▸ **SHORT EXERCISE 1**
In the forum thread about 275 tires, what is the narrowest wheel a 275 tire needs?

▸ **TEXT TO READ**

# i need a pic of 275s on stock rim



## lowazztruck (Jul 17, 2005)

hi i orderd a set of 275s for my stock 8 inch wheels. i know its rare so someone PLLEEASSSEE post a pic of this set up on a gto thanks in advance
ralph


----------



## Tacmedic (Feb 24, 2006)

*It won't fit properly...*

..You need at least a 9" wheel for a 275. You will not get the benefits of that tire if you put it on anything smaller.


----------



## Red Bearded Goat (Mar 19, 2007)

lowazztruck said:


> hi i orderd a set of 275s for my stock 8 inch wheels. i know its rare so someone PLLEEASSSEE post a pic of this set up on a gto thanks in advance
> ralph





Tacmedic said:


> ..You need at least a 9" wheel for a 275. You will not get the benefits of that tire if you put it on anything smaller.


Lowazz,
Tacmed is correct, you might not want to go there. Below is an old post from abright52 that will provide you with some guidance on wheel width and tire selection.

Also found on this link;
LS1GTO.com Forums - Choosing Aftermarket Wheels & Tires - START HERE FIRST



abright52 said:


> GTO Wheel Size Chart
> 
> 5x120mm (5x4.72in.) Bolt Spacing, 48mm Offset (Stock 17x8's), 69.5mm Center Bore, 6" BS
> 
> ...


----------



## ROBSGTO (Jul 6, 2008)

▸ **SHORT EXERCISE 2**
Please reproduce the rows word for word, from the first row through the line with "person-portrait-illustration: [813, 46, 1613, 905]", both included.

▸ **PROVIDED RECORDS**
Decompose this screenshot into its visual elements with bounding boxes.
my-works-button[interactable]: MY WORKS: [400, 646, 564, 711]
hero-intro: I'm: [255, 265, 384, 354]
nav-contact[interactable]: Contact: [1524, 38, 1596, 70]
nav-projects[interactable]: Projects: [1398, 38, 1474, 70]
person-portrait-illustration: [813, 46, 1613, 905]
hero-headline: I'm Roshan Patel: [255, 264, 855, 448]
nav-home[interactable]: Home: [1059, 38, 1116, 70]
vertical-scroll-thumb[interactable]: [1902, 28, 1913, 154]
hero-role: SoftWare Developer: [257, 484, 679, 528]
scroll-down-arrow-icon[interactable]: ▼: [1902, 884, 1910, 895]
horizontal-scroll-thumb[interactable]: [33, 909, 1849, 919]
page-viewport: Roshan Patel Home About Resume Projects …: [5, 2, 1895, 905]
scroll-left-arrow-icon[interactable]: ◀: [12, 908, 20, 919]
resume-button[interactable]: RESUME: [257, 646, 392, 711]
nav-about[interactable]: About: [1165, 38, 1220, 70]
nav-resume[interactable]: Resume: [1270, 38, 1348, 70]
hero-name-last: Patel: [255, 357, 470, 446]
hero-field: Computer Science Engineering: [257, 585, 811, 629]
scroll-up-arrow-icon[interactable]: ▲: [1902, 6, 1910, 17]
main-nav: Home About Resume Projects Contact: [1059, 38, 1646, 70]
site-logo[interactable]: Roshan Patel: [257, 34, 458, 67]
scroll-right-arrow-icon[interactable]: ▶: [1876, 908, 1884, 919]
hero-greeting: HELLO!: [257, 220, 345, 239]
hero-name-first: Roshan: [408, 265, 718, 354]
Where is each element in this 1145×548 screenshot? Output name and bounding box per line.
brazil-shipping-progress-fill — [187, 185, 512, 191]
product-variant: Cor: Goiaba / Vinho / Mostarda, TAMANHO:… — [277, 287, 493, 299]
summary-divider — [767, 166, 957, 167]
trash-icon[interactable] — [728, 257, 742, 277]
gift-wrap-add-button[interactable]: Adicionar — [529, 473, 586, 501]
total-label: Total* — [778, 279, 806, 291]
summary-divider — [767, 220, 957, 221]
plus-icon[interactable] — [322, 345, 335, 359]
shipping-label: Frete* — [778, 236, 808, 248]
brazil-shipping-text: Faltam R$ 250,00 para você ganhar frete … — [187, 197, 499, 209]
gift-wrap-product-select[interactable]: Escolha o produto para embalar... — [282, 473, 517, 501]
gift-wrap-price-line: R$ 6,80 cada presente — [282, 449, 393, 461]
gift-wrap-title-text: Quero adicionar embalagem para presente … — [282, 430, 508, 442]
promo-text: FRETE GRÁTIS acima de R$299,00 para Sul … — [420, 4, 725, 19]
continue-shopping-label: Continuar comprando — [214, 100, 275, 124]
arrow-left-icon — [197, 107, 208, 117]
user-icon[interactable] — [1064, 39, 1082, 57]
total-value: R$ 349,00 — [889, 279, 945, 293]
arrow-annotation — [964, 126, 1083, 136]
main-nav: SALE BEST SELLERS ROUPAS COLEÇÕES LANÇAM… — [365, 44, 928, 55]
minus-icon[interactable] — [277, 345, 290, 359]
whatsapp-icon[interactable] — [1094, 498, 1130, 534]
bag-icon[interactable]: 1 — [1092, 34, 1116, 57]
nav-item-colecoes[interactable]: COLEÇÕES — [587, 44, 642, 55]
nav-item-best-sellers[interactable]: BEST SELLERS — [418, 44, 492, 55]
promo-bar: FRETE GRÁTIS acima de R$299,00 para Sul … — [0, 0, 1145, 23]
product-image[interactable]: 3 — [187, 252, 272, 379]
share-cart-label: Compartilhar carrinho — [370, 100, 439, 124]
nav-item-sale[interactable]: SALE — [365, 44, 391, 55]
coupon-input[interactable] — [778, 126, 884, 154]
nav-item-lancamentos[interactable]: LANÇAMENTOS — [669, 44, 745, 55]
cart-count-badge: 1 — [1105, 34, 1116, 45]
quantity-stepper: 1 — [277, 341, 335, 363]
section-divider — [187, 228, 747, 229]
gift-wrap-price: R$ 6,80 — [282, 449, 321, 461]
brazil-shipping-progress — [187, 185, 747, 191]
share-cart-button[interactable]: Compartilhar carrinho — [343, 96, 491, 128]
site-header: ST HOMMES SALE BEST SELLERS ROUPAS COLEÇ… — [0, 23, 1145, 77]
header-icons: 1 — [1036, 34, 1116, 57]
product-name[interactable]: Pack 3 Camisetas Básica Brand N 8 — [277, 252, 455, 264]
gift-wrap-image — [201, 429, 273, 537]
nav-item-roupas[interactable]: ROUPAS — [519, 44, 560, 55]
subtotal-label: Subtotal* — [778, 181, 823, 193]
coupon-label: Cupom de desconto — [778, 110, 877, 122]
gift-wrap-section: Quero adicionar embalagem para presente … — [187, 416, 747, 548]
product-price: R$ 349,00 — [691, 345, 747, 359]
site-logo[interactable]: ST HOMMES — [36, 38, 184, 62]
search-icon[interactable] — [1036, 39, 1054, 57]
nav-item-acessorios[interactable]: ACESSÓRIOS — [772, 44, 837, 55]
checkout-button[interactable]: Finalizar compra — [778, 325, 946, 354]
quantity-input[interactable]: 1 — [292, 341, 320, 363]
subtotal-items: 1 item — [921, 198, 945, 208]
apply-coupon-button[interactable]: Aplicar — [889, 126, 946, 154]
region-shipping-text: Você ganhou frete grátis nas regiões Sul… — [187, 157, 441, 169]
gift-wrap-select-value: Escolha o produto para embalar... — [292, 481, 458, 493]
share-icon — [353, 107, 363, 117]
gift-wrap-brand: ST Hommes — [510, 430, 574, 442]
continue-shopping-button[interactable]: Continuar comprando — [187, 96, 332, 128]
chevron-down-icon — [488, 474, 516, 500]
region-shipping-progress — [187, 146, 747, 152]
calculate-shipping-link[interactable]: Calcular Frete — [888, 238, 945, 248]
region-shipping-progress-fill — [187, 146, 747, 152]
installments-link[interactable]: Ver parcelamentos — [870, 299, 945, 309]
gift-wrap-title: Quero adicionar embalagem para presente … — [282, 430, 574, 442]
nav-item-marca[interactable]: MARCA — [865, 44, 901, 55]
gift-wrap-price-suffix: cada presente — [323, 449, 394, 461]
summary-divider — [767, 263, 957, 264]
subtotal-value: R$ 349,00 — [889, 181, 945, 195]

▸ **TASK OUTPUT 1**
At least a 9" wheel.

▸ **TASK OUTPUT 2**
Decompose this screenshot into its visual elements with bounding boxes.
my-works-button[interactable]: MY WORKS: [400, 646, 564, 711]
hero-intro: I'm: [255, 265, 384, 354]
nav-contact[interactable]: Contact: [1524, 38, 1596, 70]
nav-projects[interactable]: Projects: [1398, 38, 1474, 70]
person-portrait-illustration: [813, 46, 1613, 905]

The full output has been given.